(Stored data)
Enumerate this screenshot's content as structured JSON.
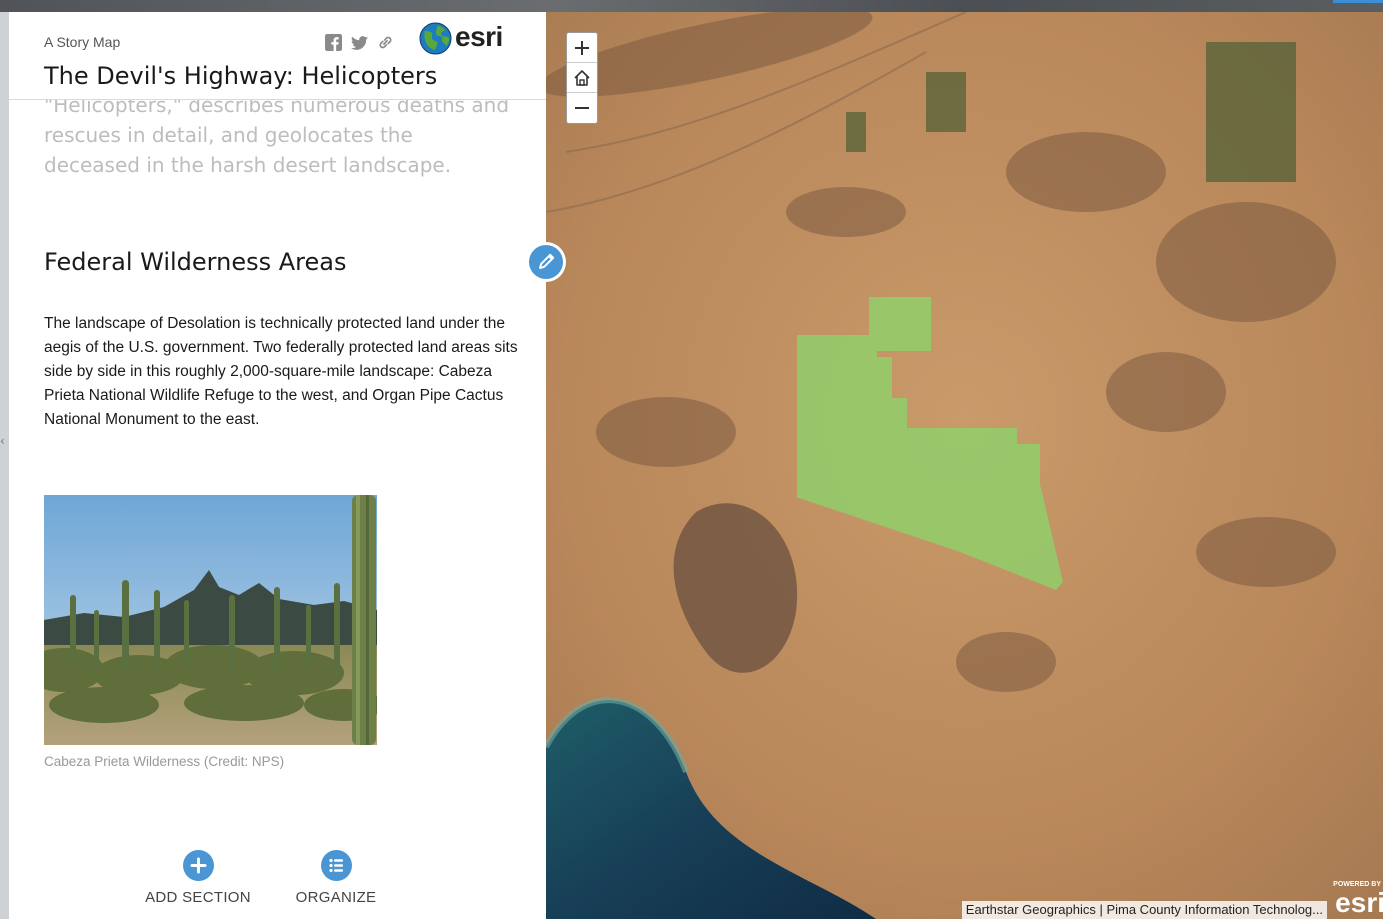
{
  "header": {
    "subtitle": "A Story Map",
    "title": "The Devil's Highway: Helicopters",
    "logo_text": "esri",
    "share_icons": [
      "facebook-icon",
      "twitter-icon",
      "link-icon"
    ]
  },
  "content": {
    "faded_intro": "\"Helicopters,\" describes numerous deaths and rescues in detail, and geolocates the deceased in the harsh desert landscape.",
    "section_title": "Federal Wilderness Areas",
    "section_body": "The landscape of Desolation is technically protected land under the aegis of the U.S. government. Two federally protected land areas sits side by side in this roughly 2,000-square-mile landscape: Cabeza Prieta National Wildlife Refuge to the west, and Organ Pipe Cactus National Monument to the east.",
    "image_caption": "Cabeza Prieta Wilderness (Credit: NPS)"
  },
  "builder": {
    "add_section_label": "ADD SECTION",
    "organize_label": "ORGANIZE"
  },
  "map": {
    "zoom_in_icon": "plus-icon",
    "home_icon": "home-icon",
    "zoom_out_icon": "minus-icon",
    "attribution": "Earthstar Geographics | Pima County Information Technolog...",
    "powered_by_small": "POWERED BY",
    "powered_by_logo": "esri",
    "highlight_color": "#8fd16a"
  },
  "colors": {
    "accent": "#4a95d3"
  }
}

--

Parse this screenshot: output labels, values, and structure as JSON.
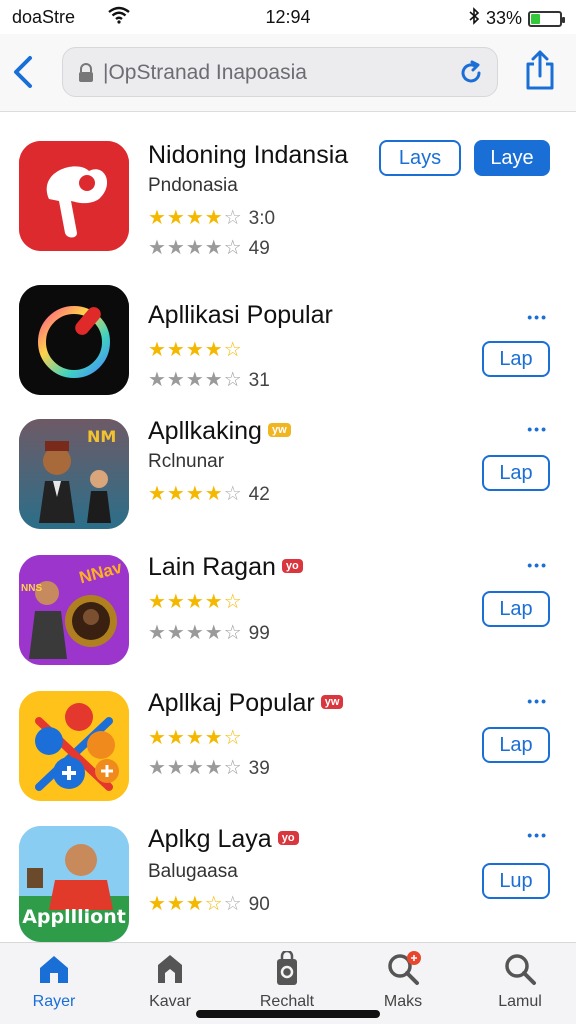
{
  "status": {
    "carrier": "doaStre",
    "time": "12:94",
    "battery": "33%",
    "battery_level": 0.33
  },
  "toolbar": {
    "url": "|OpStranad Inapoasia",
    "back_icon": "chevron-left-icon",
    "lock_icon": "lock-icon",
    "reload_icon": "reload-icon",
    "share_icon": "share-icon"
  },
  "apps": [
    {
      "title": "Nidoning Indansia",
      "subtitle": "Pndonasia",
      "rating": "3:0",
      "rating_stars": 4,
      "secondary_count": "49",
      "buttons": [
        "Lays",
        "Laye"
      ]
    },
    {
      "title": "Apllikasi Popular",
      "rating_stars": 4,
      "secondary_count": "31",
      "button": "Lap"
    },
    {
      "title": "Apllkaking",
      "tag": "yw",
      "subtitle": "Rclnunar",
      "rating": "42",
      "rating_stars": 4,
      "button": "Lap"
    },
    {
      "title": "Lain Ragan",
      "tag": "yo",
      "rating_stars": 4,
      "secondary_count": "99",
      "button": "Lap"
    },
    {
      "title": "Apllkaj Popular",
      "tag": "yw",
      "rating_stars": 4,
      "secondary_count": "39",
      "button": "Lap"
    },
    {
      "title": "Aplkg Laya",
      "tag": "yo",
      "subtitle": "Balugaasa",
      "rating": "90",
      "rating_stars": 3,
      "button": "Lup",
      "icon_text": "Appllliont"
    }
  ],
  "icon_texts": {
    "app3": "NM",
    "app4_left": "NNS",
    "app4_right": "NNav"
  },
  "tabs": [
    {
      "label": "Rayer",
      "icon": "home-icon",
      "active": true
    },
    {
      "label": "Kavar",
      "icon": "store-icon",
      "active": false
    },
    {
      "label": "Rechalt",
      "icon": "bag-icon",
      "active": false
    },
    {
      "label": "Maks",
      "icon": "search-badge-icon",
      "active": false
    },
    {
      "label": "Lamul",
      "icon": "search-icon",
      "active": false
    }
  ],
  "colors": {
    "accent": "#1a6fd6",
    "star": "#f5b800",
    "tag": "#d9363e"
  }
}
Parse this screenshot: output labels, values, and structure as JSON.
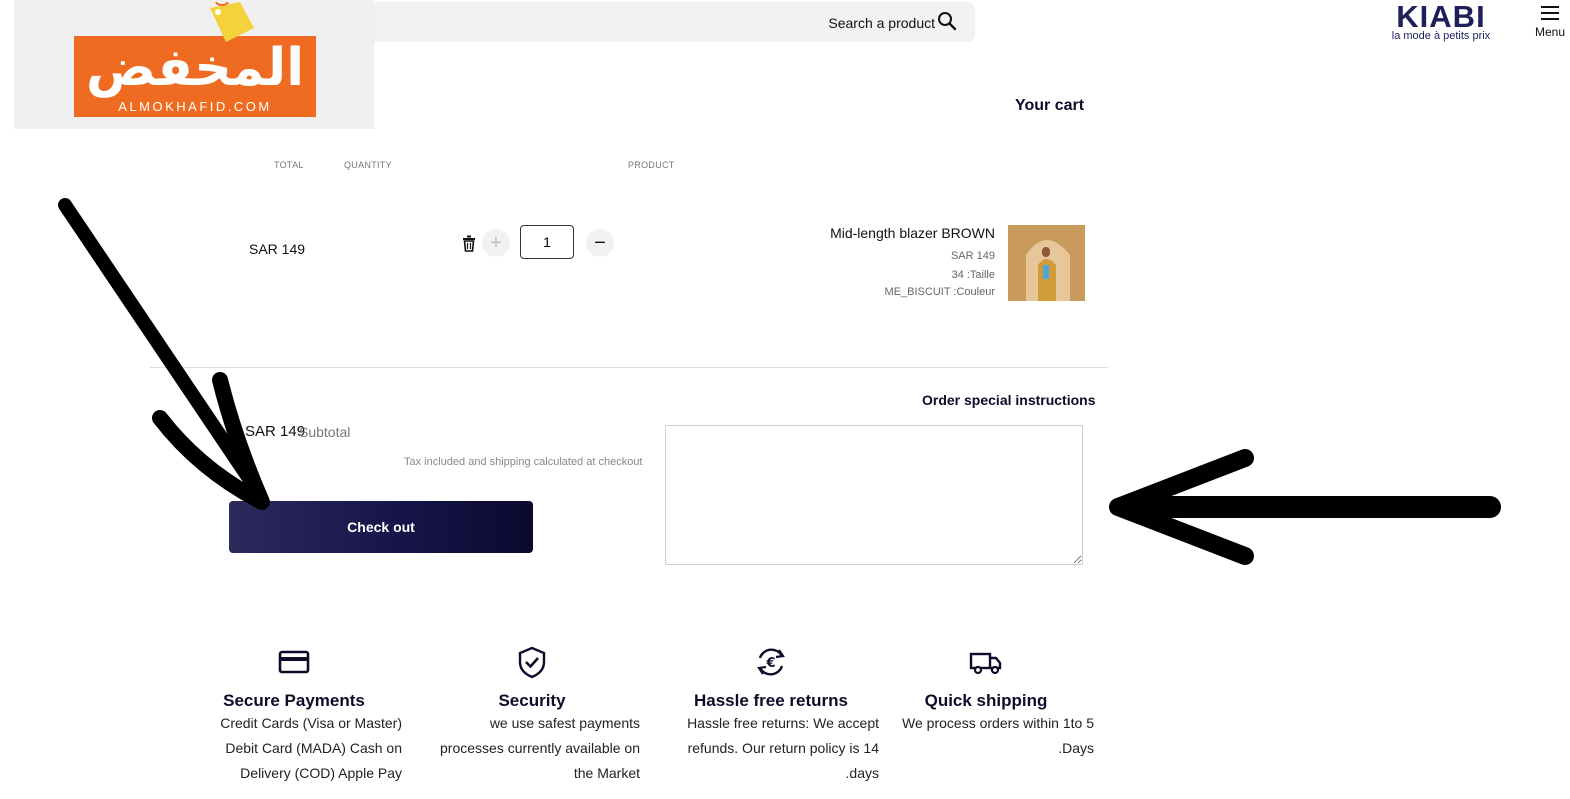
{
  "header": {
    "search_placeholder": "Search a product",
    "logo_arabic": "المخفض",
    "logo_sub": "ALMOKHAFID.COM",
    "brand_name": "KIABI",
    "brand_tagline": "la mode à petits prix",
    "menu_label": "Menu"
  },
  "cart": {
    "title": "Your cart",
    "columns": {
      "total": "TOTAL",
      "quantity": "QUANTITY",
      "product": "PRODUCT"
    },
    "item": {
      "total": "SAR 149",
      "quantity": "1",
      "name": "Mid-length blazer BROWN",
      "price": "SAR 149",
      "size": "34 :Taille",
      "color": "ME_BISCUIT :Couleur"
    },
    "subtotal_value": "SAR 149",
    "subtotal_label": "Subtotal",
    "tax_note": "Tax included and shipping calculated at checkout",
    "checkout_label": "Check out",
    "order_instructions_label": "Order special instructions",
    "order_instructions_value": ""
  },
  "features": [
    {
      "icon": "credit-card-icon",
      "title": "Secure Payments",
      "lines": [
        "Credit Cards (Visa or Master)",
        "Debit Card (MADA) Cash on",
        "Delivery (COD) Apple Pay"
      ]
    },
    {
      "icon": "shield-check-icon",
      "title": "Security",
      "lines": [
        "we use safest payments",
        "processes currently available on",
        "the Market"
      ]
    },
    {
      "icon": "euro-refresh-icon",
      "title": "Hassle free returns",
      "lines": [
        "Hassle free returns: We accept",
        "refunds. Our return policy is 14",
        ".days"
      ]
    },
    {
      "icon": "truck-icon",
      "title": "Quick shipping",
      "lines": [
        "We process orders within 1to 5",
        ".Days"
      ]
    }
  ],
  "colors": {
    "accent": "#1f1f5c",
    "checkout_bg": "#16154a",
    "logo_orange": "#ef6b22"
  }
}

---

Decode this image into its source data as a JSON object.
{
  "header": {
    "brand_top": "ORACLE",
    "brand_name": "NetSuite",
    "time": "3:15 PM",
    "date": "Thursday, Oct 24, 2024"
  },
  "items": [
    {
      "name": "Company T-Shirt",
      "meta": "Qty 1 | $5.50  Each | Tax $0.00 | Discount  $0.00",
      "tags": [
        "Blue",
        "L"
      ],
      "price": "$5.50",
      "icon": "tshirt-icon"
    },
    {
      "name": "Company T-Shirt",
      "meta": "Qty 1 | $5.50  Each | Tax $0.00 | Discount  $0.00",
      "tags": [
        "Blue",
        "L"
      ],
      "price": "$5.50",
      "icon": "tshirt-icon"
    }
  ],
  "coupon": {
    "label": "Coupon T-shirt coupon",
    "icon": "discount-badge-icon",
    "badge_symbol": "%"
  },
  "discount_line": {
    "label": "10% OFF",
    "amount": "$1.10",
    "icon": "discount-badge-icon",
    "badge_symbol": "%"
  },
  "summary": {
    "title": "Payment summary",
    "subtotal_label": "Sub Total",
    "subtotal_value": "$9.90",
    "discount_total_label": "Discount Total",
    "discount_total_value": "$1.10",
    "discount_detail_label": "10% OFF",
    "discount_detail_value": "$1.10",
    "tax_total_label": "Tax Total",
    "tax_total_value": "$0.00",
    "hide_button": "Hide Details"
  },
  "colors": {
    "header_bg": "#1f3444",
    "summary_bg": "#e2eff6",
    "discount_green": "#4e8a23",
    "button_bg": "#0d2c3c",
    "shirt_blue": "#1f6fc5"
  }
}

Work required: In the listing, find all lines with the string "Wilderness" and copy them.

Written answer:
    "section_title": "Federal Wilderness Areas",
    "image_caption": "Cabeza Prieta Wilderness (Credit: NPS)"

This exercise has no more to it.